Quote everything in the records from the line that contains "svg-text:SW_2:3: SW_2:3 —" down to the line that contains "svg-text:X1:6: X1:6 — [675, 970, 682, 984]", both of those lines included.

* **Records to process**:
----------------

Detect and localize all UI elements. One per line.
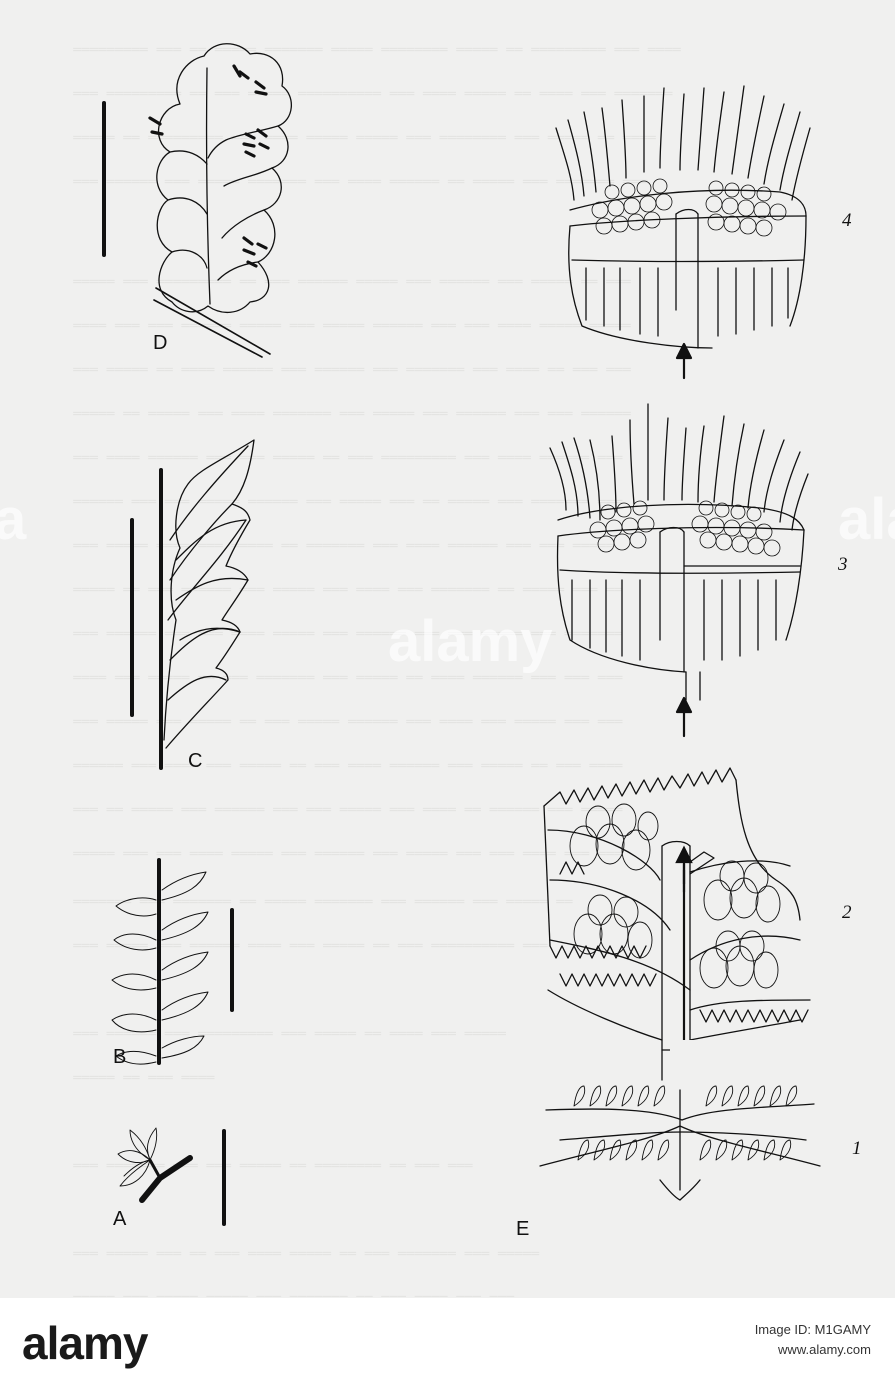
stage-4-sorus-drawing: [555, 85, 811, 349]
panel-label-a: A: [113, 1208, 127, 1230]
figure-plate: ═════════ ═══ ══ ═════ ═══════ ═════ ═══…: [0, 0, 895, 1298]
panel-a-habit-drawing: [117, 1127, 226, 1226]
panel-label-b: B: [113, 1046, 127, 1068]
panel-d-pinnule-drawing: [102, 43, 292, 358]
image-id-text: Image ID: M1GAMY: [754, 1322, 871, 1337]
watermark-center: alamy: [388, 609, 553, 674]
panel-label-c: C: [188, 750, 203, 772]
stage-1-pinna-drawing: [539, 1085, 821, 1201]
panel-label-d: D: [153, 332, 168, 354]
stage-3-sorus-drawing: [549, 403, 809, 701]
stage-2-sorus-drawing: [543, 767, 811, 1081]
footer-image-info: Image ID: M1GAMY www.alamy.com: [755, 1320, 871, 1360]
panel-b-frond-drawing: [111, 858, 234, 1065]
panel-c-pinnule-drawing: [130, 439, 255, 770]
site-url-text: www.alamy.com: [778, 1342, 871, 1357]
bleed-through-text: ═══════ ═══ ═══════ ══ ═════ ═══════ ═══…: [73, 895, 573, 1298]
stage-number-2: 2: [842, 902, 852, 923]
drawings: [102, 43, 821, 1226]
stage-number-4: 4: [842, 210, 852, 231]
bleed-through-text: ═════ ═══ ═════════ ══ ═══ ══════ ═════ …: [73, 275, 632, 862]
watermark-left: a: [0, 487, 27, 552]
bleed-through-text: ═════════ ═══ ══ ═════ ═══════ ═════ ═══…: [73, 43, 682, 190]
stage-number-3: 3: [838, 554, 848, 575]
footer-logo: alamy: [22, 1317, 148, 1369]
footer-bar: alamy Image ID: M1GAMY www.alamy.com: [0, 1298, 895, 1390]
stage-arrows: [675, 342, 693, 1084]
panel-label-e: E: [516, 1218, 530, 1240]
stage-number-1: 1: [852, 1138, 862, 1159]
watermark-right: alamy: [838, 487, 895, 552]
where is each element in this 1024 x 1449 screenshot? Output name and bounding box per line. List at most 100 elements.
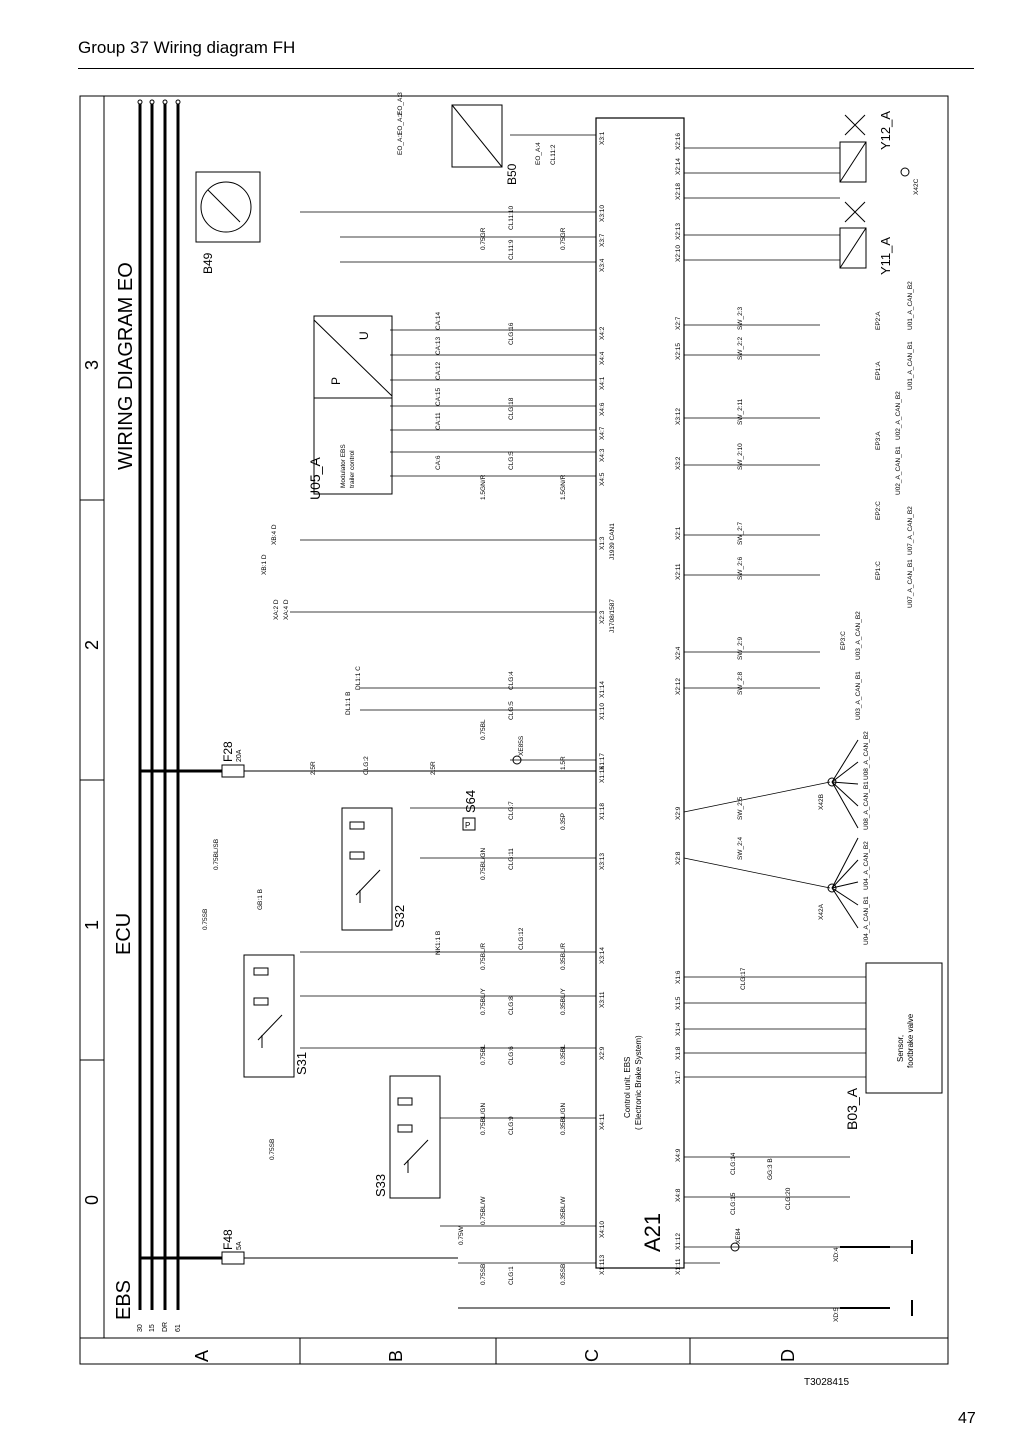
svg-text:SW_2:3: SW_2:3 — [737, 306, 744, 330]
svg-text:X2:13: X2:13 — [675, 223, 682, 240]
switch-s31-label: S31 — [294, 1052, 309, 1075]
svg-text:GB:1 B: GB:1 B — [257, 889, 264, 910]
ground-xd4 — [840, 1240, 913, 1254]
svg-text:U01_A_CAN_B2: U01_A_CAN_B2 — [907, 281, 914, 330]
svg-text:X2:11: X2:11 — [675, 563, 682, 580]
svg-text:X3:2: X3:2 — [675, 456, 682, 470]
svg-text:X1:18: X1:18 — [599, 803, 606, 820]
svg-text:0.75BL/GN: 0.75BL/GN — [480, 1103, 487, 1135]
svg-text:X3:13: X3:13 — [599, 853, 606, 870]
bus-label-30: 30 — [137, 1324, 144, 1332]
svg-text:X4:7: X4:7 — [599, 426, 606, 440]
svg-text:0.75BL/GN: 0.75BL/GN — [480, 848, 487, 880]
svg-text:X1:5: X1:5 — [675, 996, 682, 1010]
svg-text:X1:6: X1:6 — [675, 970, 682, 984]
svg-text:CLG:20: CLG:20 — [785, 1187, 792, 1210]
a21-right-wires — [683, 147, 890, 1264]
svg-text:SW_2:6: SW_2:6 — [737, 556, 744, 580]
svg-text:X4:6: X4:6 — [599, 402, 606, 416]
fuse-f28-rating: 20A — [236, 749, 243, 762]
svg-text:X2:7: X2:7 — [675, 316, 682, 330]
svg-text:U08_A_CAN_B2: U08_A_CAN_B2 — [863, 731, 870, 780]
svg-text:SW_2:4: SW_2:4 — [737, 836, 744, 860]
modulator-u05a — [313, 315, 393, 495]
svg-text:0.35BL/W: 0.35BL/W — [560, 1196, 567, 1225]
svg-text:CA:6: CA:6 — [435, 455, 442, 470]
svg-text:CA:14: CA:14 — [435, 312, 442, 330]
control-unit-id: A21 — [640, 1213, 665, 1252]
svg-text:X4:10: X4:10 — [599, 1221, 606, 1238]
switch-s32 — [341, 807, 393, 931]
pushbutton-s64 — [462, 817, 476, 831]
svg-text:X1:4: X1:4 — [675, 1022, 682, 1036]
svg-text:X1:113: X1:113 — [599, 1254, 606, 1275]
svg-text:0.75GR: 0.75GR — [480, 227, 487, 250]
sensor-footbrake-label: B03_A — [844, 1087, 860, 1130]
svg-text:XB:4 D: XB:4 D — [271, 524, 278, 545]
svg-text:U08_A_CAN_B1: U08_A_CAN_B1 — [863, 781, 870, 830]
svg-text:X1:14: X1:14 — [599, 681, 606, 698]
svg-text:2.5R: 2.5R — [430, 761, 437, 775]
svg-text:0.75BL/SB: 0.75BL/SB — [213, 839, 220, 870]
bus-label-61: 61 — [175, 1324, 182, 1332]
svg-text:0.75GR: 0.75GR — [560, 227, 567, 250]
modulator-name: Modulator EBS — [340, 444, 347, 488]
section-label-ebs: EBS — [113, 1280, 135, 1320]
svg-text:CA:12: CA:12 — [435, 362, 442, 380]
svg-text:0.35BL/R: 0.35BL/R — [560, 943, 567, 970]
switch-s33-label: S33 — [373, 1174, 388, 1197]
svg-text:1.5R: 1.5R — [560, 756, 567, 770]
wire-labels: 0.75SB 0.75BL/W 0.75BL/GN 0.75BL 0.75BL/… — [202, 227, 567, 1285]
bus-bars — [137, 99, 181, 1310]
svg-text:X2:18: X2:18 — [675, 183, 682, 200]
can-star-x42b — [827, 739, 859, 829]
svg-text:X4:3: X4:3 — [599, 448, 606, 462]
svg-text:EP2:A: EP2:A — [875, 311, 882, 330]
svg-text:CLG:17: CLG:17 — [740, 967, 747, 990]
svg-text:EO_A:2: EO_A:2 — [397, 112, 404, 135]
fuse-f48-rating: 5A — [236, 1241, 243, 1250]
row-label-b: B — [386, 1350, 406, 1362]
svg-text:X2:9: X2:9 — [599, 1046, 606, 1060]
valve-y11a-label: Y11_A — [878, 237, 893, 275]
svg-text:2.5R: 2.5R — [310, 761, 317, 775]
svg-text:SW_2:5: SW_2:5 — [737, 796, 744, 820]
svg-text:CA:13: CA:13 — [435, 337, 442, 355]
sensor-b50 — [451, 104, 503, 168]
column-label-0: 0 — [82, 1195, 102, 1205]
bus-label-dr: DR — [162, 1322, 169, 1332]
svg-text:0.75BL/R: 0.75BL/R — [480, 943, 487, 970]
svg-text:EP3:C: EP3:C — [840, 631, 847, 650]
can-star-x42b-label: X42B — [818, 794, 825, 810]
a21-connector-labels-top: X1:113 X4:10 X4:11 X2:9 X3:11 X3:14 X3:1… — [599, 131, 606, 1275]
svg-text:X1:11: X1:11 — [675, 1258, 682, 1275]
valve-y12a-label: Y12_A — [878, 111, 893, 150]
ground-xd5-label: XD:5 — [833, 1307, 840, 1322]
svg-text:CLG:5: CLG:5 — [508, 701, 515, 720]
pushbutton-s64-p: P — [465, 821, 470, 830]
svg-text:X3:14: X3:14 — [599, 947, 606, 964]
svg-text:X3:4: X3:4 — [599, 258, 606, 272]
svg-text:0.75SB: 0.75SB — [480, 1264, 487, 1285]
svg-text:CLG:16: CLG:16 — [508, 322, 515, 345]
can-label-j1939: J1939 CAN1 — [609, 523, 616, 560]
modulator-p: P — [329, 377, 343, 385]
gauge-b49 — [195, 171, 261, 243]
svg-text:CLG:2: CLG:2 — [363, 756, 370, 775]
svg-text:0.75BL/W: 0.75BL/W — [480, 1196, 487, 1225]
svg-text:U01_A_CAN_B1: U01_A_CAN_B1 — [907, 341, 914, 390]
svg-text:X2:14: X2:14 — [675, 158, 682, 175]
svg-text:X3:12: X3:12 — [675, 408, 682, 425]
sensor-footbrake-desc: footbrake valve — [906, 1013, 915, 1068]
svg-text:X2:4: X2:4 — [675, 646, 682, 660]
modulator-label: U05_A — [307, 457, 323, 500]
svg-text:CLG:8: CLG:8 — [508, 996, 515, 1015]
svg-text:EP1:C: EP1:C — [875, 561, 882, 580]
svg-text:SW_2:8: SW_2:8 — [737, 671, 744, 695]
column-label-3: 3 — [82, 360, 102, 370]
svg-text:0.75BL: 0.75BL — [480, 1044, 487, 1065]
svg-text:CLG:12: CLG:12 — [518, 927, 525, 950]
control-unit-name: Control unit, EBS — [623, 1057, 632, 1118]
svg-text:X4:9: X4:9 — [675, 1148, 682, 1162]
svg-text:DL1:1 B: DL1:1 B — [345, 692, 352, 716]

----------------

* **Exercise solution**:
svg-text:SW_2:3: SW_2:3 — [737, 306, 744, 330]
svg-text:X2:13: X2:13 — [675, 223, 682, 240]
switch-s31-label: S31 — [294, 1052, 309, 1075]
svg-text:GB:1 B: GB:1 B — [257, 889, 264, 910]
ground-xd4 — [840, 1240, 913, 1254]
svg-text:U01_A_CAN_B2: U01_A_CAN_B2 — [907, 281, 914, 330]
svg-text:X2:11: X2:11 — [675, 563, 682, 580]
svg-text:X3:2: X3:2 — [675, 456, 682, 470]
svg-text:X1:18: X1:18 — [599, 803, 606, 820]
svg-text:0.75BL/GN: 0.75BL/GN — [480, 1103, 487, 1135]
svg-text:X3:13: X3:13 — [599, 853, 606, 870]
bus-label-30: 30 — [137, 1324, 144, 1332]
svg-text:X4:7: X4:7 — [599, 426, 606, 440]
svg-text:0.75BL/GN: 0.75BL/GN — [480, 848, 487, 880]
svg-text:X1:5: X1:5 — [675, 996, 682, 1010]
svg-text:X1:6: X1:6 — [675, 970, 682, 984]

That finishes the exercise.